▸ **YOUR TASK**
Leaving out the pictures, please retype each record exactly.

Data excerpts
=======

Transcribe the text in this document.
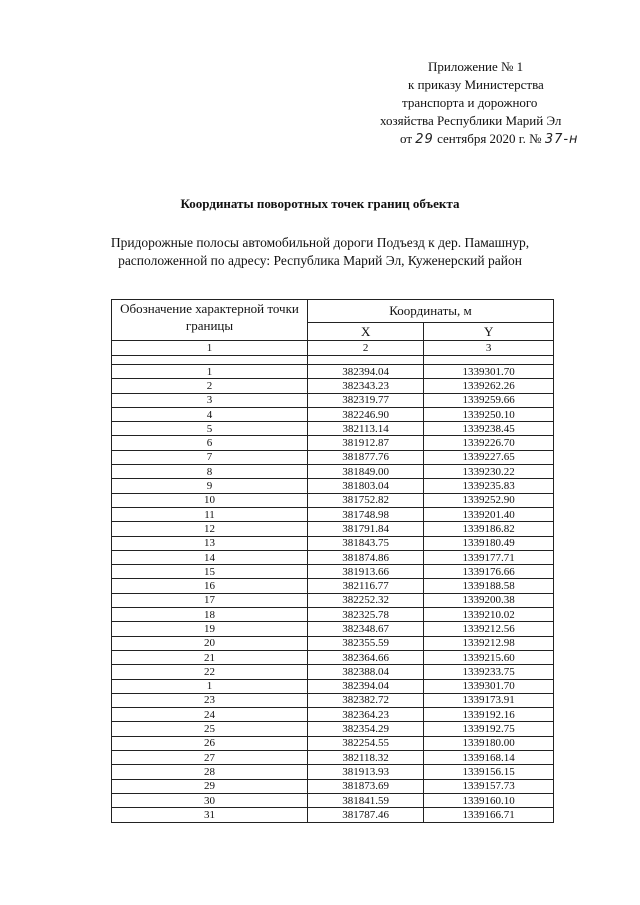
Приложение № 1
к приказу Министерства
транспорта и дорожного
хозяйства Республики Марий Эл
от 29 сентября 2020 г. № 37-н
Координаты поворотных точек границ объекта
Придорожные полосы автомобильной дороги Подъезд к дер. Памашнур,
расположенной по адресу: Республика Марий Эл, Куженерский район
Обозначение характерной точки границы	Координаты, м	
	X	Y
1	2	3

1	382394.04	1339301.70
2	382343.23	1339262.26
3	382319.77	1339259.66
4	382246.90	1339250.10
5	382113.14	1339238.45
6	381912.87	1339226.70
7	381877.76	1339227.65
8	381849.00	1339230.22
9	381803.04	1339235.83
10	381752.82	1339252.90
11	381748.98	1339201.40
12	381791.84	1339186.82
13	381843.75	1339180.49
14	381874.86	1339177.71
15	381913.66	1339176.66
16	382116.77	1339188.58
17	382252.32	1339200.38
18	382325.78	1339210.02
19	382348.67	1339212.56
20	382355.59	1339212.98
21	382364.66	1339215.60
22	382388.04	1339233.75
1	382394.04	1339301.70
23	382382.72	1339173.91
24	382364.23	1339192.16
25	382354.29	1339192.75
26	382254.55	1339180.00
27	382118.32	1339168.14
28	381913.93	1339156.15
29	381873.69	1339157.73
30	381841.59	1339160.10
31	381787.46	1339166.71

=======

▸ **CORRECT RESULT**
Transcribe the text in this document.
Приложение № 1
к приказу Министерства
транспорта и дорожного
хозяйства Республики Марий Эл
от 29 сентября 2020 г. № 37-н
Координаты поворотных точек границ объекта
Придорожные полосы автомобильной дороги Подъезд к дер. Памашнур,
расположенной по адресу: Республика Марий Эл, Куженерский район
Обозначение характерной точки границы	Координаты, м	
	X	Y
1	2	3

1	382394.04	1339301.70
2	382343.23	1339262.26
3	382319.77	1339259.66
4	382246.90	1339250.10
5	382113.14	1339238.45
6	381912.87	1339226.70
7	381877.76	1339227.65
8	381849.00	1339230.22
9	381803.04	1339235.83
10	381752.82	1339252.90
11	381748.98	1339201.40
12	381791.84	1339186.82
13	381843.75	1339180.49
14	381874.86	1339177.71
15	381913.66	1339176.66
16	382116.77	1339188.58
17	382252.32	1339200.38
18	382325.78	1339210.02
19	382348.67	1339212.56
20	382355.59	1339212.98
21	382364.66	1339215.60
22	382388.04	1339233.75
1	382394.04	1339301.70
23	382382.72	1339173.91
24	382364.23	1339192.16
25	382354.29	1339192.75
26	382254.55	1339180.00
27	382118.32	1339168.14
28	381913.93	1339156.15
29	381873.69	1339157.73
30	381841.59	1339160.10
31	381787.46	1339166.71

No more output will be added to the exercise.